[Stored data]
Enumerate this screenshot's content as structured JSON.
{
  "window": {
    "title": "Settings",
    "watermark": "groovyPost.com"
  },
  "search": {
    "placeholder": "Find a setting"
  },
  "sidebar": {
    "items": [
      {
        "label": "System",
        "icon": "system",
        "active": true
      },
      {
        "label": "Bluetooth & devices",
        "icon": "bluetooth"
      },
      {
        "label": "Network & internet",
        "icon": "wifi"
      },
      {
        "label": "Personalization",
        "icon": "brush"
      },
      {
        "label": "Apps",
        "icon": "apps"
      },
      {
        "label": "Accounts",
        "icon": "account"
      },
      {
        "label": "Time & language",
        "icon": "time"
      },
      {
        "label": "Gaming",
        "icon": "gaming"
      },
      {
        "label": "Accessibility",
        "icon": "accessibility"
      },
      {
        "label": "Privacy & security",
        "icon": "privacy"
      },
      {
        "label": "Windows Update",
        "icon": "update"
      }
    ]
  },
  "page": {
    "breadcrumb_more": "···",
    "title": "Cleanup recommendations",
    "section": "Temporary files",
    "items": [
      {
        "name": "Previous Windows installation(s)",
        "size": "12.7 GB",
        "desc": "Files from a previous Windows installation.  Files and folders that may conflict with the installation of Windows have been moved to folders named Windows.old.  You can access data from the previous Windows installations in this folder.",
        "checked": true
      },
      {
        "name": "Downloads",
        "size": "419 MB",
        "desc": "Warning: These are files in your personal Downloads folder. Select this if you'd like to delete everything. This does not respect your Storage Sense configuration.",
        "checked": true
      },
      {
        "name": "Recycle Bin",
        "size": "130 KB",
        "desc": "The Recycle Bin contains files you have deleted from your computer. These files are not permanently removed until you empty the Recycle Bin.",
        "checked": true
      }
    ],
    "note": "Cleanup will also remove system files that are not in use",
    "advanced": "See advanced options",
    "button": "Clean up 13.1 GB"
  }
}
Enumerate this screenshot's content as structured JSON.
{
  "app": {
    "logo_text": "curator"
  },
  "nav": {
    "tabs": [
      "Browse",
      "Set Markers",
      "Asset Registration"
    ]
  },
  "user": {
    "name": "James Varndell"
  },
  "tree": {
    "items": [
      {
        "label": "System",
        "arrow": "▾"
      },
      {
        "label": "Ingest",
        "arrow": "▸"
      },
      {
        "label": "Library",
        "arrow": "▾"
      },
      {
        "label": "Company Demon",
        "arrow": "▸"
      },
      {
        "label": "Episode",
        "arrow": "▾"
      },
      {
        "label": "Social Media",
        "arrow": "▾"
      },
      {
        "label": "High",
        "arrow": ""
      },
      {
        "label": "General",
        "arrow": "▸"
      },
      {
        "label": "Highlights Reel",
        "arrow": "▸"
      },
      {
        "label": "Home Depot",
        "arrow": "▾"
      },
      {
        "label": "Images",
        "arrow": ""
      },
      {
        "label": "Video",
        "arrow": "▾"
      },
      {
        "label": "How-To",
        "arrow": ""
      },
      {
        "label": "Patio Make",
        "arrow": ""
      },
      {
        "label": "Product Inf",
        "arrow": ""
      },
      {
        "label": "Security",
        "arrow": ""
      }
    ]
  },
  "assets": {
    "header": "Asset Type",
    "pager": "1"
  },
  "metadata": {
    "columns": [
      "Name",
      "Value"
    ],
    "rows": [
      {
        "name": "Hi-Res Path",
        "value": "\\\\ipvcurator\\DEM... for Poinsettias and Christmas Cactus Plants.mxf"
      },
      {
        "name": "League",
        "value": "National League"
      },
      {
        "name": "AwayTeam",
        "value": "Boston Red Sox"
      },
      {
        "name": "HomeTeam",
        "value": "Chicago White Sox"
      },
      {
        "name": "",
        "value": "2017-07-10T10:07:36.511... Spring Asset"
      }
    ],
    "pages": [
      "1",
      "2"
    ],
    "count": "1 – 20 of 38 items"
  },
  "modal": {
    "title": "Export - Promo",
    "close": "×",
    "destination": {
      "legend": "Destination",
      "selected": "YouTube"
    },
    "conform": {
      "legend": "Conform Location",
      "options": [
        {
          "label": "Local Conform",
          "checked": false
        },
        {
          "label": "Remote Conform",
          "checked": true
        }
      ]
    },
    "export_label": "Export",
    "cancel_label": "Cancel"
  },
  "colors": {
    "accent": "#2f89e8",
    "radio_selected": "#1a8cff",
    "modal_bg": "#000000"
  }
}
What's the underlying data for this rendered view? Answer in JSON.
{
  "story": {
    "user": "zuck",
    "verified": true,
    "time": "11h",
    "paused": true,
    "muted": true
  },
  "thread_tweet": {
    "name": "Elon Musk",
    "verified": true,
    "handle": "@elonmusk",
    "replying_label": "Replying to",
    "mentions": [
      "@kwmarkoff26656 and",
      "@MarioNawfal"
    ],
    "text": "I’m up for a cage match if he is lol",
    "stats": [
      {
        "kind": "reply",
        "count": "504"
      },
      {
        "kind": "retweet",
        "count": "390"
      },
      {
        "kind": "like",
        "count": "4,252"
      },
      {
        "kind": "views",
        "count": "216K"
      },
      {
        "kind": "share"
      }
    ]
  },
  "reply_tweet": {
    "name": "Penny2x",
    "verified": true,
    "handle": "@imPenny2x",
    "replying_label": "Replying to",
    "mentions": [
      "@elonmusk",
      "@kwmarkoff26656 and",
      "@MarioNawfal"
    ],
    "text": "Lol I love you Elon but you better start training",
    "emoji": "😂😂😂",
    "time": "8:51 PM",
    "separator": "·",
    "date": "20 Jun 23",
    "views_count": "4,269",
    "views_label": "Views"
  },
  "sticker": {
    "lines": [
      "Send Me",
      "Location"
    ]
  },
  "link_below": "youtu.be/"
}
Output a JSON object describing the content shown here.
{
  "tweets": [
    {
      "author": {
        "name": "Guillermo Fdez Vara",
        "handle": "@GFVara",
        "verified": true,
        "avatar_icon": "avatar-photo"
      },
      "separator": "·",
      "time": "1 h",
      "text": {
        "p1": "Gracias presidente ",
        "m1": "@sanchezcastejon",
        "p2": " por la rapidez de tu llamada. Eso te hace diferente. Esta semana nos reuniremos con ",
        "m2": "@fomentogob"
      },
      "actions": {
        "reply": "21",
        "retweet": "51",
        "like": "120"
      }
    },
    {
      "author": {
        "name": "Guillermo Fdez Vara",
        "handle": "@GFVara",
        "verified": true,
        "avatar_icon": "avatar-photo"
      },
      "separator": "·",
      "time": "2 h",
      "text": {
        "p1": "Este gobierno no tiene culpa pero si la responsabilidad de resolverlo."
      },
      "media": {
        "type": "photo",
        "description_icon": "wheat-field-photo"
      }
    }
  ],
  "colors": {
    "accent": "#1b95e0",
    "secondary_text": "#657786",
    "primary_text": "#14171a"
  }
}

### Do this
Identify which lines contain the word "that" and copy each one.

### Response
        "desc": "Files from a previous Windows installation.  Files and folders that may conflict with the installation of Windows have been moved to folders named Windows.old.  You can access data from the previous Windows installations in this folder.",
    "note": "Cleanup will also remove system files that are not in use",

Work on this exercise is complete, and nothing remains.